### [Your objective]
Swap every occurrence of "tree-expand-icon" in the material below for "tree-open-icon", keeping everything else the same, and omit the pictures.

### [Data shown]
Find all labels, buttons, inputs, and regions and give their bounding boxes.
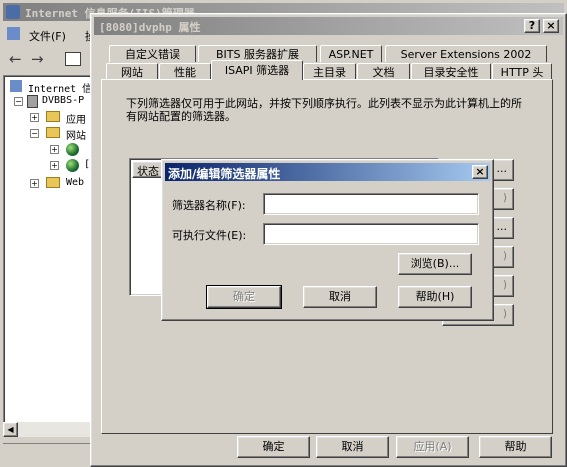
menu-file[interactable]: 文件(F) xyxy=(29,28,66,44)
tab-home-directory[interactable]: 主目录 xyxy=(303,63,356,80)
tab-website[interactable]: 网站 xyxy=(106,63,158,80)
tree-collapse-icon[interactable]: − xyxy=(30,129,39,138)
tree-collapse-icon[interactable]: − xyxy=(14,97,23,106)
tree-expand-icon[interactable]: + xyxy=(30,113,39,122)
props-cancel-button[interactable]: 取消 xyxy=(316,436,389,458)
folder-icon xyxy=(46,177,60,188)
website-globe-icon xyxy=(66,143,79,156)
executable-input[interactable] xyxy=(263,223,479,245)
tree-horizontal-scrollbar[interactable]: ◀ xyxy=(3,422,98,437)
props-apply-button[interactable]: 应用(A) xyxy=(396,436,469,458)
edit-filter-dialog: 添加/编辑筛选器属性 × 筛选器名称(F): 可执行文件(E): 浏览(B)..… xyxy=(161,159,494,321)
folder-icon xyxy=(46,111,60,122)
iis-app-icon xyxy=(6,5,20,19)
filter-name-input[interactable] xyxy=(263,193,479,215)
tree-expand-icon[interactable]: + xyxy=(50,161,59,170)
show-tree-icon[interactable] xyxy=(65,52,81,66)
edit-dialog-title-bar: 添加/编辑筛选器属性 × xyxy=(165,163,490,181)
forward-arrow-icon[interactable]: → xyxy=(31,50,44,68)
help-title-button[interactable]: ? xyxy=(524,19,540,33)
tree-expand-icon[interactable]: + xyxy=(30,179,39,188)
tab-documents[interactable]: 文档 xyxy=(357,63,410,80)
props-ok-button[interactable]: 确定 xyxy=(237,436,310,458)
tab-performance[interactable]: 性能 xyxy=(159,63,211,80)
tree-expand-icon[interactable]: + xyxy=(50,145,59,154)
tree-item-apppools[interactable]: 应用 xyxy=(66,111,86,126)
menu-app-icon xyxy=(7,27,20,40)
tree-item-websites[interactable]: 网站 xyxy=(66,127,86,142)
back-arrow-icon[interactable]: ← xyxy=(9,50,22,68)
edit-ok-button[interactable]: 确定 xyxy=(206,285,282,309)
browse-button[interactable]: 浏览(B)... xyxy=(398,253,472,275)
properties-title: [8080]dvphp 属性 xyxy=(99,21,201,34)
tree-item-webext[interactable]: Web xyxy=(66,177,84,188)
properties-title-bar: [8080]dvphp 属性 ? × xyxy=(94,17,563,35)
server-icon xyxy=(27,95,38,108)
tree-pane[interactable]: Internet 信 − DVBBS-P + 应用 − 网站 + + [ + W… xyxy=(3,75,98,437)
main-status-bar xyxy=(3,443,98,464)
tree-root-label[interactable]: Internet 信 xyxy=(28,80,92,95)
filter-name-label: 筛选器名称(F): xyxy=(172,199,246,212)
close-title-button[interactable]: × xyxy=(543,19,559,33)
tab-directory-security[interactable]: 目录安全性 xyxy=(411,63,491,80)
props-help-button[interactable]: 帮助 xyxy=(479,436,552,458)
main-toolbar: ← → xyxy=(3,46,93,72)
tab-custom-errors[interactable]: 自定义错误 xyxy=(109,45,196,62)
website-globe-icon xyxy=(66,159,79,172)
tab-isapi-filters[interactable]: ISAPI 筛选器 xyxy=(211,60,303,80)
executable-label: 可执行文件(E): xyxy=(172,229,247,242)
edit-cancel-button[interactable]: 取消 xyxy=(303,286,377,308)
tab-aspnet[interactable]: ASP.NET xyxy=(320,45,382,62)
folder-icon xyxy=(46,127,60,138)
main-menu-bar: 文件(F) 操 xyxy=(3,24,96,44)
filters-description: 下列筛选器仅可用于此网站，并按下列顺序执行。此列表不显示为此计算机上的所有网站配… xyxy=(126,97,522,123)
iis-root-icon xyxy=(10,80,22,92)
edit-dialog-close-button[interactable]: × xyxy=(472,165,488,179)
scroll-left-arrow-icon[interactable]: ◀ xyxy=(3,422,18,437)
edit-help-button[interactable]: 帮助(H) xyxy=(398,286,472,308)
edit-dialog-title: 添加/编辑筛选器属性 xyxy=(168,167,281,181)
tab-http-headers[interactable]: HTTP 头 xyxy=(492,63,552,80)
tree-server-label[interactable]: DVBBS-P xyxy=(42,95,84,106)
tab-server-extensions[interactable]: Server Extensions 2002 xyxy=(385,45,547,62)
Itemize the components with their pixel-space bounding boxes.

### [Right answer]
Find all labels, buttons, inputs, and regions and give their bounding boxes.
menu-file[interactable]: 文件(F) xyxy=(29,28,66,44)
tab-home-directory[interactable]: 主目录 xyxy=(303,63,356,80)
tab-website[interactable]: 网站 xyxy=(106,63,158,80)
tree-collapse-icon[interactable]: − xyxy=(30,129,39,138)
tree-collapse-icon[interactable]: − xyxy=(14,97,23,106)
tree-open-icon[interactable]: + xyxy=(30,113,39,122)
props-cancel-button[interactable]: 取消 xyxy=(316,436,389,458)
folder-icon xyxy=(46,177,60,188)
website-globe-icon xyxy=(66,143,79,156)
executable-input[interactable] xyxy=(263,223,479,245)
tree-horizontal-scrollbar[interactable]: ◀ xyxy=(3,422,98,437)
props-apply-button[interactable]: 应用(A) xyxy=(396,436,469,458)
edit-filter-dialog: 添加/编辑筛选器属性 × 筛选器名称(F): 可执行文件(E): 浏览(B)..… xyxy=(161,159,494,321)
folder-icon xyxy=(46,111,60,122)
iis-app-icon xyxy=(6,5,20,19)
filter-name-input[interactable] xyxy=(263,193,479,215)
tree-open-icon[interactable]: + xyxy=(50,161,59,170)
show-tree-icon[interactable] xyxy=(65,52,81,66)
edit-dialog-title-bar: 添加/编辑筛选器属性 × xyxy=(165,163,490,181)
forward-arrow-icon[interactable]: → xyxy=(31,50,44,68)
help-title-button[interactable]: ? xyxy=(524,19,540,33)
tree-open-icon[interactable]: + xyxy=(30,179,39,188)
tab-documents[interactable]: 文档 xyxy=(357,63,410,80)
props-ok-button[interactable]: 确定 xyxy=(237,436,310,458)
tab-performance[interactable]: 性能 xyxy=(159,63,211,80)
tree-open-icon[interactable]: + xyxy=(50,145,59,154)
tree-item-apppools[interactable]: 应用 xyxy=(66,111,86,126)
menu-app-icon xyxy=(7,27,20,40)
tree-item-websites[interactable]: 网站 xyxy=(66,127,86,142)
back-arrow-icon[interactable]: ← xyxy=(9,50,22,68)
edit-ok-button[interactable]: 确定 xyxy=(206,285,282,309)
browse-button[interactable]: 浏览(B)... xyxy=(398,253,472,275)
properties-title: [8080]dvphp 属性 xyxy=(99,21,201,34)
tree-item-webext[interactable]: Web xyxy=(66,177,84,188)
properties-title-bar: [8080]dvphp 属性 ? × xyxy=(94,17,563,35)
server-icon xyxy=(27,95,38,108)
tree-pane[interactable]: Internet 信 − DVBBS-P + 应用 − 网站 + + [ + W… xyxy=(3,75,98,437)
main-status-bar xyxy=(3,443,98,464)
tree-root-label[interactable]: Internet 信 xyxy=(28,80,92,95)
filter-name-label: 筛选器名称(F): xyxy=(172,199,246,212)
close-title-button[interactable]: × xyxy=(543,19,559,33)
tab-directory-security[interactable]: 目录安全性 xyxy=(411,63,491,80)
props-help-button[interactable]: 帮助 xyxy=(479,436,552,458)
main-toolbar: ← → xyxy=(3,46,93,72)
tab-custom-errors[interactable]: 自定义错误 xyxy=(109,45,196,62)
website-globe-icon xyxy=(66,159,79,172)
tab-isapi-filters[interactable]: ISAPI 筛选器 xyxy=(211,60,303,80)
executable-label: 可执行文件(E): xyxy=(172,229,247,242)
edit-cancel-button[interactable]: 取消 xyxy=(303,286,377,308)
tab-aspnet[interactable]: ASP.NET xyxy=(320,45,382,62)
folder-icon xyxy=(46,127,60,138)
main-menu-bar: 文件(F) 操 xyxy=(3,24,96,44)
filters-description: 下列筛选器仅可用于此网站，并按下列顺序执行。此列表不显示为此计算机上的所有网站配… xyxy=(126,97,522,123)
iis-root-icon xyxy=(10,80,22,92)
edit-dialog-close-button[interactable]: × xyxy=(472,165,488,179)
scroll-left-arrow-icon[interactable]: ◀ xyxy=(3,422,18,437)
edit-help-button[interactable]: 帮助(H) xyxy=(398,286,472,308)
edit-dialog-title: 添加/编辑筛选器属性 xyxy=(168,167,281,181)
tab-http-headers[interactable]: HTTP 头 xyxy=(492,63,552,80)
tree-server-label[interactable]: DVBBS-P xyxy=(42,95,84,106)
tab-server-extensions[interactable]: Server Extensions 2002 xyxy=(385,45,547,62)
Itemize the components with their pixel-space bounding boxes.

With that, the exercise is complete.